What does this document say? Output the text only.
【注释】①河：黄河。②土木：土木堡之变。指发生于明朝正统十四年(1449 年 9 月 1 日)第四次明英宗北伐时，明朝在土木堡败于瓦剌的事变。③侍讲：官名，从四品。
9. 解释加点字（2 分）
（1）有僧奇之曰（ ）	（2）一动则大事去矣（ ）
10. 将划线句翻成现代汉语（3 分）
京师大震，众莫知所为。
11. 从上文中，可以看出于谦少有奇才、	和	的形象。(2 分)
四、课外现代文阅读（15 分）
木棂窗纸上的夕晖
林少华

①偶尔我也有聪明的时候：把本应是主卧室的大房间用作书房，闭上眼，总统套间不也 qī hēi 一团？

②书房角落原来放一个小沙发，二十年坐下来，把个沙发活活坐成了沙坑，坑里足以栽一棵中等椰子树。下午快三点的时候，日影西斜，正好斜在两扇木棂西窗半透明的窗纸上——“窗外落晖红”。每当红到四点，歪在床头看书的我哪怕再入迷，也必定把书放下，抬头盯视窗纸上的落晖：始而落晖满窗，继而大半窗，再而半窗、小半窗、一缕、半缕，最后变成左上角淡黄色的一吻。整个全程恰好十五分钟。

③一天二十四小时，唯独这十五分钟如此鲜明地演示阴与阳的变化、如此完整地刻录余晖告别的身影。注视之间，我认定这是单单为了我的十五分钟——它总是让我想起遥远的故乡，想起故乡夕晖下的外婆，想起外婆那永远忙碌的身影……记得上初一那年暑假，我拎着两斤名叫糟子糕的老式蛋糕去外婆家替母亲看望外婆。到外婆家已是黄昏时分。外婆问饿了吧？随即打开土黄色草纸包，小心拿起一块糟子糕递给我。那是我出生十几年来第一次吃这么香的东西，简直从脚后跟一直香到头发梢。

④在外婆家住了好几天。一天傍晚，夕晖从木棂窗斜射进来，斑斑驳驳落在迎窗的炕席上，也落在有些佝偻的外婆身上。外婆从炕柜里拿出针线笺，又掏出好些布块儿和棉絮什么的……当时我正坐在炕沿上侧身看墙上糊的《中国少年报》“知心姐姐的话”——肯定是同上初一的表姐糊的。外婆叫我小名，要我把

::::::::::

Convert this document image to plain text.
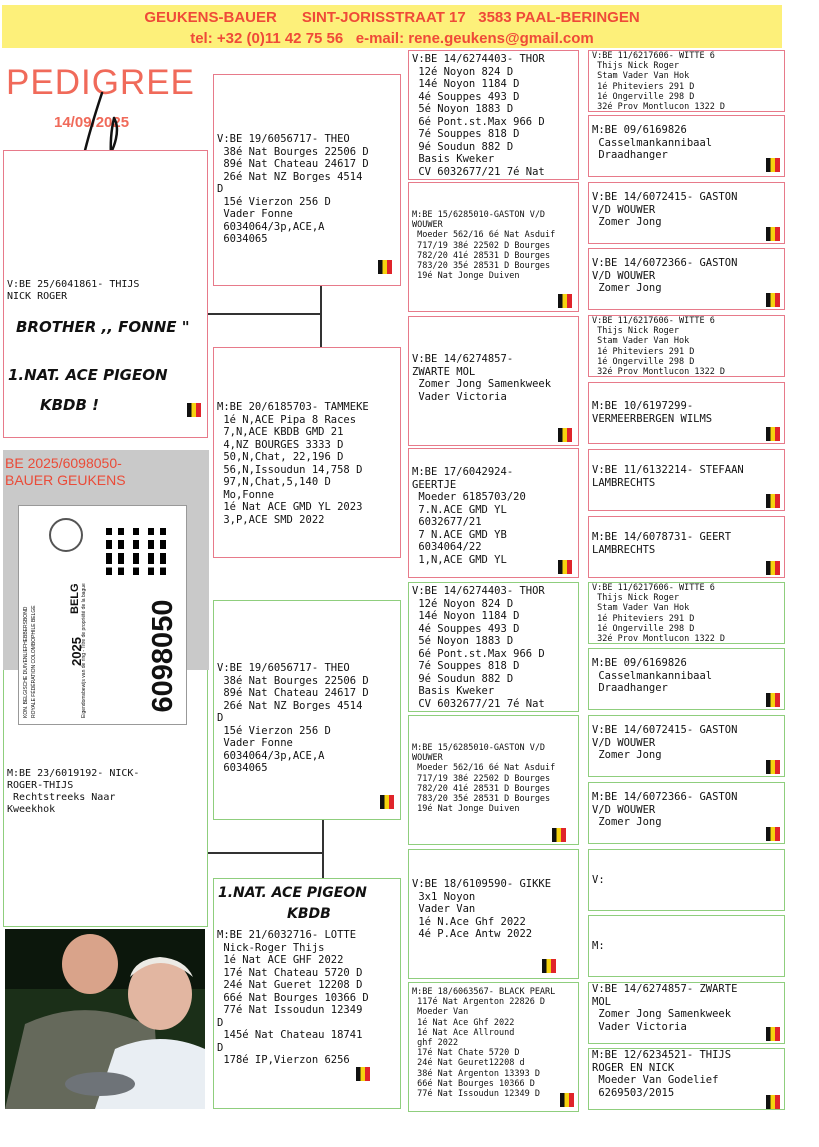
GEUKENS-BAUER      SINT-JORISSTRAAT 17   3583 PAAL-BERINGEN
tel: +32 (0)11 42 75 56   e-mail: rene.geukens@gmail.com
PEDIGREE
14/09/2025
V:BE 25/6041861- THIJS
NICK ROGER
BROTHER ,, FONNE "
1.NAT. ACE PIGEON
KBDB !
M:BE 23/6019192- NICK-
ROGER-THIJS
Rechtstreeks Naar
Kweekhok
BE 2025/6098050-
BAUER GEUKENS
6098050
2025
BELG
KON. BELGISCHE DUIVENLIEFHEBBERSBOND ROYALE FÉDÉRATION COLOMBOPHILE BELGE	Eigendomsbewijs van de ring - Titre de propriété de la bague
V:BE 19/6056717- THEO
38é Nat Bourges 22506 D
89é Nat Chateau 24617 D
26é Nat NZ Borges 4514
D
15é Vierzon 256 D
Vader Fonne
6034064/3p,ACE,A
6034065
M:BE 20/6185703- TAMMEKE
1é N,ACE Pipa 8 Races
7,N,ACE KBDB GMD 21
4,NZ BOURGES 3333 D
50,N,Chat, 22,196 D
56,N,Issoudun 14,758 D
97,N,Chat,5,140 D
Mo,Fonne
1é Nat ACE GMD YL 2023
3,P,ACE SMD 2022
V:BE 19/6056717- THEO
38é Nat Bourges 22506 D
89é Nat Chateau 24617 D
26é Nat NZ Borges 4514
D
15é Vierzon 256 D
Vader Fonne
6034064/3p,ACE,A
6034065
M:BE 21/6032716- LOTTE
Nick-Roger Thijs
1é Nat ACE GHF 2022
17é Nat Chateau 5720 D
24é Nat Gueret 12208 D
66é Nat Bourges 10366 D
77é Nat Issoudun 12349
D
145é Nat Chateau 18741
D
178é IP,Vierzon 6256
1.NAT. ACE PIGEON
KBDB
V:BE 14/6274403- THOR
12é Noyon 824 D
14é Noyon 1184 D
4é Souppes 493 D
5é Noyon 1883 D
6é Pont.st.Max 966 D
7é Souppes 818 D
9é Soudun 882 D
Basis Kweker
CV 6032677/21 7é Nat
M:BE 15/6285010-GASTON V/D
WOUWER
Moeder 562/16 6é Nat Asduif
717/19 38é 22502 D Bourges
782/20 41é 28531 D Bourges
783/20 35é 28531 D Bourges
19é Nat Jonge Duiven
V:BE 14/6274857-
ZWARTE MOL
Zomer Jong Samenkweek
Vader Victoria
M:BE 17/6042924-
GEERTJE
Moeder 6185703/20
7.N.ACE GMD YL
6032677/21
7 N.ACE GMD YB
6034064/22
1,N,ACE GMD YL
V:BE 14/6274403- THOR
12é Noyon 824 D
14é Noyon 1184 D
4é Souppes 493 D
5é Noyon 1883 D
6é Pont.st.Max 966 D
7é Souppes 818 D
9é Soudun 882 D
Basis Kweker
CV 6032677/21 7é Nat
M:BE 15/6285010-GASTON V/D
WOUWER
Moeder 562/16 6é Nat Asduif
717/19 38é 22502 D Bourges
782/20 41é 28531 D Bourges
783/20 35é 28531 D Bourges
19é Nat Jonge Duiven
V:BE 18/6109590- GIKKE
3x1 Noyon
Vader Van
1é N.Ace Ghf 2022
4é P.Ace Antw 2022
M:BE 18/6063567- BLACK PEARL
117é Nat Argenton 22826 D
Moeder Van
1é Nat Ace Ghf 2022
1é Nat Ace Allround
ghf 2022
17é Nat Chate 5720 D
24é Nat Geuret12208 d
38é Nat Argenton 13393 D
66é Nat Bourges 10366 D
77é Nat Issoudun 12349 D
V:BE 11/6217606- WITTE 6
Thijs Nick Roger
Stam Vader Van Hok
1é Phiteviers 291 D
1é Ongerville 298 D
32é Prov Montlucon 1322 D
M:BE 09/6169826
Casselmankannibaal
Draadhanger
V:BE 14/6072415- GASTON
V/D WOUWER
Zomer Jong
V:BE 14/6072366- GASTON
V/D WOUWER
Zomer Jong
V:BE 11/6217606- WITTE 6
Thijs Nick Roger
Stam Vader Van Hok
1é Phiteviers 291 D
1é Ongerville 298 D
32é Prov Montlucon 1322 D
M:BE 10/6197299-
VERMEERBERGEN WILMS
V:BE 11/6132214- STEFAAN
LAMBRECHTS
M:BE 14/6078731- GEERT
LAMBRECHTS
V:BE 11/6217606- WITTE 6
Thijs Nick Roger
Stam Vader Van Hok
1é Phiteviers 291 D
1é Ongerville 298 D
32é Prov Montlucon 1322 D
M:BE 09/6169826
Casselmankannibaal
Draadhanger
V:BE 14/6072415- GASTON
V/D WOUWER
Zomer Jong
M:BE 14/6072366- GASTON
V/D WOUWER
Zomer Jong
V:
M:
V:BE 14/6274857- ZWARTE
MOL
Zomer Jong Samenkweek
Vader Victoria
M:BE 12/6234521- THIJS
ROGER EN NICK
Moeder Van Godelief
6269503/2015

::::::::::

◆ Requirement ◆
Copy out each line of the data where the string "Moeder" appears.

◆ Result of this task ◆
Moeder 562/16 6é Nat Asduif
Moeder 6185703/20
Moeder 562/16 6é Nat Asduif
Moeder Van
Moeder Van Godelief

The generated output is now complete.